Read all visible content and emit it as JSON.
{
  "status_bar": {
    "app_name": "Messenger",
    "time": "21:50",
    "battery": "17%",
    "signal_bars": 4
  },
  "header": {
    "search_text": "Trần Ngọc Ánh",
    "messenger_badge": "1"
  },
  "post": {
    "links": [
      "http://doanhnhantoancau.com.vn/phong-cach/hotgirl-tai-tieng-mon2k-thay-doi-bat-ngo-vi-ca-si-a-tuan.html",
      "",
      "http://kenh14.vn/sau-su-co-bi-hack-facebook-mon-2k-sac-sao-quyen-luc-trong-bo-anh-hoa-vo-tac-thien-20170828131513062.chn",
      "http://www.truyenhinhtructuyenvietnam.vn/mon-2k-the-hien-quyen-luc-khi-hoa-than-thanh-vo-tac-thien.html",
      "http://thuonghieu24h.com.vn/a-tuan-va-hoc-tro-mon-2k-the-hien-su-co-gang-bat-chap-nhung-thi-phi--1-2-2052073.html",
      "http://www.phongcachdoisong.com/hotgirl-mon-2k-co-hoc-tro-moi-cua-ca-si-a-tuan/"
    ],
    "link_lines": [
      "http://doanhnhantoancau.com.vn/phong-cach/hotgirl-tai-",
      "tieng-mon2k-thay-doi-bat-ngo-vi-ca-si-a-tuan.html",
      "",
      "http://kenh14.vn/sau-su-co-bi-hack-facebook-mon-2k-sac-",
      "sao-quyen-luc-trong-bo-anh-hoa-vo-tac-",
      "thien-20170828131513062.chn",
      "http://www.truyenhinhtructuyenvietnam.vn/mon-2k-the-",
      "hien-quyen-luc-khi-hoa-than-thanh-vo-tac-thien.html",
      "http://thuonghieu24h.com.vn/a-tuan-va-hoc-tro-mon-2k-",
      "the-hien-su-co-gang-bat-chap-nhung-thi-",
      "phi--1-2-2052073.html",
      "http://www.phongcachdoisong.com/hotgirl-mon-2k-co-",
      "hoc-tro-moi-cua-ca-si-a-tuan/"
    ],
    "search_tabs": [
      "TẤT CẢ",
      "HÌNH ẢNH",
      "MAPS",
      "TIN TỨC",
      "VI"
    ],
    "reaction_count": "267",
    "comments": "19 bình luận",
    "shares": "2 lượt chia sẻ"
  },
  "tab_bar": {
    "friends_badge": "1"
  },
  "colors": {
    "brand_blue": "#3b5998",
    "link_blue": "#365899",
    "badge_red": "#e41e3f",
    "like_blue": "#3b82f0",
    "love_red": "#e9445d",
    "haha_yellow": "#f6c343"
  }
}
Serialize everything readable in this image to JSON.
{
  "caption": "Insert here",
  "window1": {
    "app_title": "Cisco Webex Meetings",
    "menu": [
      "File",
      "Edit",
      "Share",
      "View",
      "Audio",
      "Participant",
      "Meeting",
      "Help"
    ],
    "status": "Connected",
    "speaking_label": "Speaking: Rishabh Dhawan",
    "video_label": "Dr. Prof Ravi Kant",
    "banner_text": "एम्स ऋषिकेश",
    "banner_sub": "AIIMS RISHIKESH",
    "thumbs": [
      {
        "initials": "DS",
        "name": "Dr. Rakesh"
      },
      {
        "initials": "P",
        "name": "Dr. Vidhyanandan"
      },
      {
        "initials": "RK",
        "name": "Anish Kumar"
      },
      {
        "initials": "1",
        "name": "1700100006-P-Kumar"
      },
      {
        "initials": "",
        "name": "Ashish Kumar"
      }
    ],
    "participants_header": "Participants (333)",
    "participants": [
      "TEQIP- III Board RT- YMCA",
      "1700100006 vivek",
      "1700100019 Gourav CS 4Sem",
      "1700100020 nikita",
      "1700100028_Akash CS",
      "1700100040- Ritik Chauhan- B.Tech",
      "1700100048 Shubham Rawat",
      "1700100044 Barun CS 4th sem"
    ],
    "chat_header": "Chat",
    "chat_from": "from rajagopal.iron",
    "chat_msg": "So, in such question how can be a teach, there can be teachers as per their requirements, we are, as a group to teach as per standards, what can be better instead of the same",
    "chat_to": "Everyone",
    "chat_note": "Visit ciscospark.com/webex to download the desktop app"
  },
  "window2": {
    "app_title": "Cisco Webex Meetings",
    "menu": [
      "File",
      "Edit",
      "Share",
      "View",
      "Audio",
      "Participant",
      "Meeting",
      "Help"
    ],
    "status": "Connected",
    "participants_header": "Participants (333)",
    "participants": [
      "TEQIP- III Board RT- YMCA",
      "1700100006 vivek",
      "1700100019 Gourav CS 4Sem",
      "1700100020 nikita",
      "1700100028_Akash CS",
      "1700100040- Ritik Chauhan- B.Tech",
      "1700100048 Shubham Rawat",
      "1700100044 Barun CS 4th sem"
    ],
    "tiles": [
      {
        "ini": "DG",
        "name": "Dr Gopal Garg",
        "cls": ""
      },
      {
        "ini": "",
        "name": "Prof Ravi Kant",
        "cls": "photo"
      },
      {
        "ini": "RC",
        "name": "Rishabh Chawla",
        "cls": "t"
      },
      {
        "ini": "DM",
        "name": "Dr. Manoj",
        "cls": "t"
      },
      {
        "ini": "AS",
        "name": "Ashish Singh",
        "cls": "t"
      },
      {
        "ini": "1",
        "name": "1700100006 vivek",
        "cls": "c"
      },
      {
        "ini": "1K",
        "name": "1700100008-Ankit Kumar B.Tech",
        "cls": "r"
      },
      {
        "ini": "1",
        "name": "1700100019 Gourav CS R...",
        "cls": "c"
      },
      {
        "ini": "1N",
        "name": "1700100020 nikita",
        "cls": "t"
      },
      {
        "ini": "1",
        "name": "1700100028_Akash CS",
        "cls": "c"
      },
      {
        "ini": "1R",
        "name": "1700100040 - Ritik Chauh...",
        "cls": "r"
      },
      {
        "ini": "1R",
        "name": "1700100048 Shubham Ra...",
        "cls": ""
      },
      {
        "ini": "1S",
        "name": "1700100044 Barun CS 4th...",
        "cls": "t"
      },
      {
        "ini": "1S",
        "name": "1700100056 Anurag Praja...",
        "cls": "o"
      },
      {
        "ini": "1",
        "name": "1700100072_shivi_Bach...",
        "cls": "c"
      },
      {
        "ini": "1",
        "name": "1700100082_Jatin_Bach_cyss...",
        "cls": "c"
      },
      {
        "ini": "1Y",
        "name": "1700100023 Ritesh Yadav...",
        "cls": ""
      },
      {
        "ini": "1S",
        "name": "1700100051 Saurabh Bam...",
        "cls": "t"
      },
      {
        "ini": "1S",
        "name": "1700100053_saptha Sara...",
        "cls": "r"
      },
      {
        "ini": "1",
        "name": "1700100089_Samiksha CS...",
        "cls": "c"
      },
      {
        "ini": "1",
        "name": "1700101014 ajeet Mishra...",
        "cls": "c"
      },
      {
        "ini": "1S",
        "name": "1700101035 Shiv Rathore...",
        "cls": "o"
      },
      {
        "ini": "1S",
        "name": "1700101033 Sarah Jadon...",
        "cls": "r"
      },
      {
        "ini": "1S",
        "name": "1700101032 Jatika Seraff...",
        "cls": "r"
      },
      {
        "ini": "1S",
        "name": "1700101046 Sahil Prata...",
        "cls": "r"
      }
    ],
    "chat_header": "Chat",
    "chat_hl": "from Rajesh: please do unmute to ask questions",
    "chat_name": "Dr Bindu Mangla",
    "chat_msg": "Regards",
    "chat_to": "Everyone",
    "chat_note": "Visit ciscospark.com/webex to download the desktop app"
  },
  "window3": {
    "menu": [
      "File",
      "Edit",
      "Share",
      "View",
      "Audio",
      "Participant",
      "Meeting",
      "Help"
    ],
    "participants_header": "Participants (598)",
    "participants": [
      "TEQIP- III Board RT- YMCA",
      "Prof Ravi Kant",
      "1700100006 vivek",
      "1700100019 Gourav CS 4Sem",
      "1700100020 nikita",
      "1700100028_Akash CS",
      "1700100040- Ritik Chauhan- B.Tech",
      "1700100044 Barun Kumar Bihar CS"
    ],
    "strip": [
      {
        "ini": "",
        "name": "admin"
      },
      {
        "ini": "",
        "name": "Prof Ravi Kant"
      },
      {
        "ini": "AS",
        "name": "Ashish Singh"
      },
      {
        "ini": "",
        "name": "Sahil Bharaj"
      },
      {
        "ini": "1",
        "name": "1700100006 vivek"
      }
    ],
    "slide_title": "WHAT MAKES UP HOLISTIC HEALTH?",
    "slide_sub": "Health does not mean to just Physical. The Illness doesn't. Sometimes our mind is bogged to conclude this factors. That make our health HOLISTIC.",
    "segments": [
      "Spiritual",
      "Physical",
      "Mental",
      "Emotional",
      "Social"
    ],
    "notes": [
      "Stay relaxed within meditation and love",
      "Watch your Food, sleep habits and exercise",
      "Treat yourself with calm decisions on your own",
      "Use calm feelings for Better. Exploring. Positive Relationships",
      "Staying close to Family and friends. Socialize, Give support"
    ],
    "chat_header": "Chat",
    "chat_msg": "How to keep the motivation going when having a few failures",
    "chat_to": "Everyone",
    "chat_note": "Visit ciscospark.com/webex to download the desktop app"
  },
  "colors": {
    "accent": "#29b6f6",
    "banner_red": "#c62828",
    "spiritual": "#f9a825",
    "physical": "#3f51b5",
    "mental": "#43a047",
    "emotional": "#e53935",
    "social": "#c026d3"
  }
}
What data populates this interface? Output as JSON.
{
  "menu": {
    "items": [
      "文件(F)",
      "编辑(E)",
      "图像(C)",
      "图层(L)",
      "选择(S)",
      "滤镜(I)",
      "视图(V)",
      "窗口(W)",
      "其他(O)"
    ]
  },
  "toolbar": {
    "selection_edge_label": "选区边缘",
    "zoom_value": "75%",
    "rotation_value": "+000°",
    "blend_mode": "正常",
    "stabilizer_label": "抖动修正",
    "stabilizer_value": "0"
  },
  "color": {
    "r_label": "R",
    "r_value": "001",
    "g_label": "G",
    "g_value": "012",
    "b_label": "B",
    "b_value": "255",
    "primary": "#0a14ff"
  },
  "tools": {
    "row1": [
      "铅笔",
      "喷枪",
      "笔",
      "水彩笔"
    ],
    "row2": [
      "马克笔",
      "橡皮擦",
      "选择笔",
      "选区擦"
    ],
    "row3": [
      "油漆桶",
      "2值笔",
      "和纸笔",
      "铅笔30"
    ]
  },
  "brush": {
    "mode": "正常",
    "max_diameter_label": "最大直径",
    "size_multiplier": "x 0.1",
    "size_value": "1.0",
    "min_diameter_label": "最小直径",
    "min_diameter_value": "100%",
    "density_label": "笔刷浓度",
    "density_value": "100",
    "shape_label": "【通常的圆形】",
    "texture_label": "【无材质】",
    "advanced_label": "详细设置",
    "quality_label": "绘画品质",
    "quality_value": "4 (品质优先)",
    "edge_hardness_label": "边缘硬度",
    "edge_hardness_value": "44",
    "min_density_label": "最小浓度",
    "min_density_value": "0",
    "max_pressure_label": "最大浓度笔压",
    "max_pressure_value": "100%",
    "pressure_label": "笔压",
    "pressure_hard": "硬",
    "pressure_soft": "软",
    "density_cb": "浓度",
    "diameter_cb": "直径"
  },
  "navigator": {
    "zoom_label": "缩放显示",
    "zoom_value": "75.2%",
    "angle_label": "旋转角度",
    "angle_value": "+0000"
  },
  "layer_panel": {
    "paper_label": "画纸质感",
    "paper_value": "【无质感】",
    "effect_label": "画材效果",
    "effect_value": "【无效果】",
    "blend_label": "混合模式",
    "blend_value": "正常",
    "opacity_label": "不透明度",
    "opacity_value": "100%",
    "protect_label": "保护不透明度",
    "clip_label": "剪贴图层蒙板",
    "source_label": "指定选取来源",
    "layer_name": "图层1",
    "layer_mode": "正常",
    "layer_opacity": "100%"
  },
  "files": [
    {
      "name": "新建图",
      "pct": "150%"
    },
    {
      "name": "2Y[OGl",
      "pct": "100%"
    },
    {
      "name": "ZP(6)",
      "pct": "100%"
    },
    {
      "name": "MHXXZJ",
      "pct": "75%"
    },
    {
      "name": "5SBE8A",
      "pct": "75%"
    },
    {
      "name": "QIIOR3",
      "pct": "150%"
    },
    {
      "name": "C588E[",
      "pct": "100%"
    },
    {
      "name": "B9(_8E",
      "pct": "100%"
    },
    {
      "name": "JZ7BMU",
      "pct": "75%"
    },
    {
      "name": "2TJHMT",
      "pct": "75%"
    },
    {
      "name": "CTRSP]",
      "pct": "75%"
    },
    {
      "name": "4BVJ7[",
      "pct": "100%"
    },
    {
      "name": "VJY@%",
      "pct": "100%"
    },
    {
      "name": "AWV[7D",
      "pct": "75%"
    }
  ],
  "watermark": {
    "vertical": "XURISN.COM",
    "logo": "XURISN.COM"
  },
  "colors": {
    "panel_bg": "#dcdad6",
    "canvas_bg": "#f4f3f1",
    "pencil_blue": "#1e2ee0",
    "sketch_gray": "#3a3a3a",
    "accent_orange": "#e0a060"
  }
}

:::

**SHORT PROBLEM:** Identify which lines contain the word "phongcachdoisong" and copy each one.

**COMPLETED EXERCISE:**
      "http://www.phongcachdoisong.com/hotgirl-mon-2k-co-hoc-tro-moi-cua-ca-si-a-tuan/"
      "http://www.phongcachdoisong.com/hotgirl-mon-2k-co-",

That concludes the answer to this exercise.